[Stated task] Select the lines below containing the word "plain".

[Raw records]
---------------

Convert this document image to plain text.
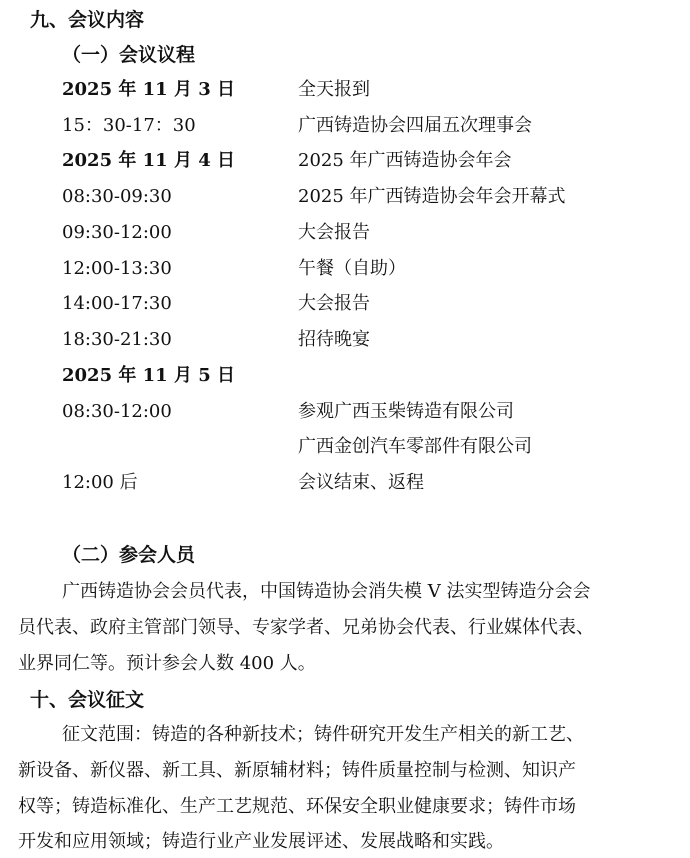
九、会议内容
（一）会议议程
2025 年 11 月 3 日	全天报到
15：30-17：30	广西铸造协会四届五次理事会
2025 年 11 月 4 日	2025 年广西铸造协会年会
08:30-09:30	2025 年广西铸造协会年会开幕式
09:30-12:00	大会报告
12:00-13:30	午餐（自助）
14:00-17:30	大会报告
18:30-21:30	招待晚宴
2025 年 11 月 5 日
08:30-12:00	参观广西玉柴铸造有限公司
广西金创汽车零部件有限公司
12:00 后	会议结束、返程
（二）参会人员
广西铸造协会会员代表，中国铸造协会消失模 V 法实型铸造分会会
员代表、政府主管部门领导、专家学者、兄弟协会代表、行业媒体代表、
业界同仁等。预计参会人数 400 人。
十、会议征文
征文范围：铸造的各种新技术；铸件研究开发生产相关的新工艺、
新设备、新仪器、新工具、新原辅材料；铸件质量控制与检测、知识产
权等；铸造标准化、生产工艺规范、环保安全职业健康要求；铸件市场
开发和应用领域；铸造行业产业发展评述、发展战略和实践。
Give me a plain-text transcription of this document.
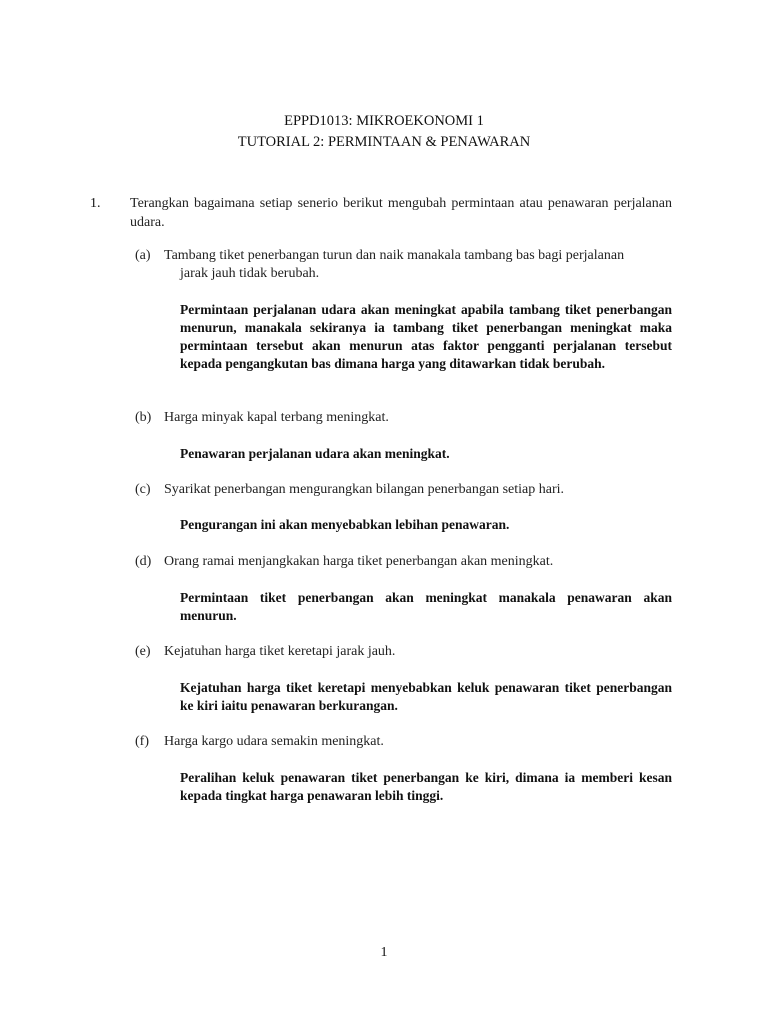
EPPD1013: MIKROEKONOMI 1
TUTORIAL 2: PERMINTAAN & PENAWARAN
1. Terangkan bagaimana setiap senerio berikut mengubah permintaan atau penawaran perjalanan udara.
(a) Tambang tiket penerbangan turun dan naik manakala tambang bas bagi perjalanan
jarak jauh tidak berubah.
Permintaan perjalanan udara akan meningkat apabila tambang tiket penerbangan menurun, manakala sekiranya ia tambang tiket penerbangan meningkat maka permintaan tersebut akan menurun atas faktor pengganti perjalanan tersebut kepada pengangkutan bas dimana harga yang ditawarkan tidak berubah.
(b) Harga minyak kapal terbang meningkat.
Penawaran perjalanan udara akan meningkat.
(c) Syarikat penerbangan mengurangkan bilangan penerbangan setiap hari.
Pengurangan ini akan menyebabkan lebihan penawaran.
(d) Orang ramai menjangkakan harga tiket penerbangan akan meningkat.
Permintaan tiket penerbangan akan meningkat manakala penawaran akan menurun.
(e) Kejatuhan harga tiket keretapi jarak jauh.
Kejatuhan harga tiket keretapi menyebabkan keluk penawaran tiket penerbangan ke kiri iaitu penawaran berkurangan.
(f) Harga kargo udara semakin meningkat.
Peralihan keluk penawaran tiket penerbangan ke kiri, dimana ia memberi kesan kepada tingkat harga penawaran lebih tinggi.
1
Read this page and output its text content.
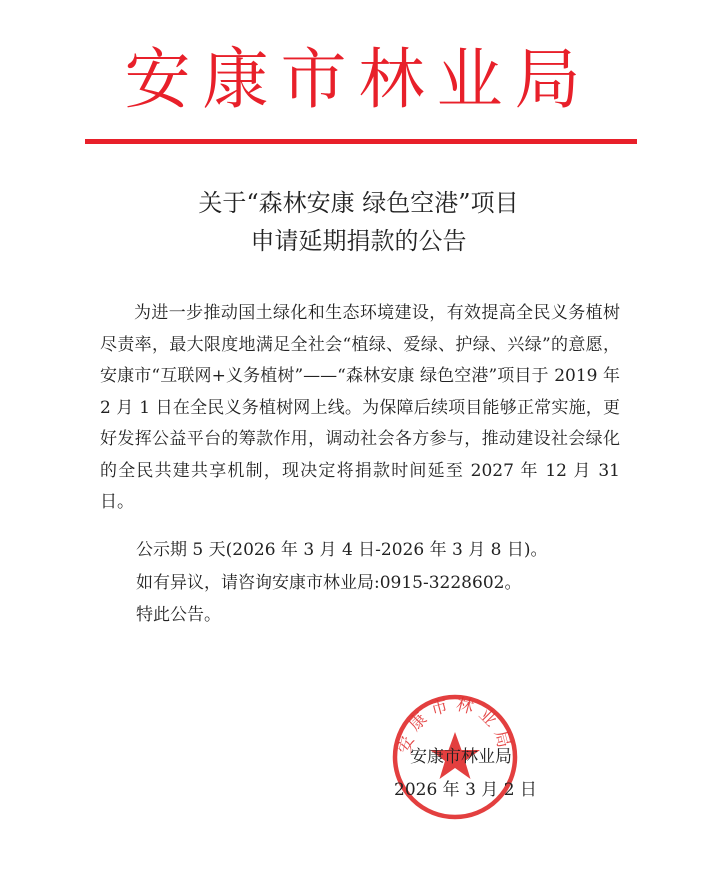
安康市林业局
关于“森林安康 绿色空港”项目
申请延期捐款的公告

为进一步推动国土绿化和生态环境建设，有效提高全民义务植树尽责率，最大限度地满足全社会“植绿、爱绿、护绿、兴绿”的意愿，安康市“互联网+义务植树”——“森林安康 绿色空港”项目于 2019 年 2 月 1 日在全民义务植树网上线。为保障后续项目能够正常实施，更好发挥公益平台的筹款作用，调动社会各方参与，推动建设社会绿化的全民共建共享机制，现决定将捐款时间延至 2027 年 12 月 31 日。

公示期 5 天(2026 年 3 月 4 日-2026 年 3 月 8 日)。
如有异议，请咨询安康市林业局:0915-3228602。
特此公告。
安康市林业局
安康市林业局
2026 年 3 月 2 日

---------------

[Full answer]
Convert this document image to plain text.
Give me a plain-text transcription of this document.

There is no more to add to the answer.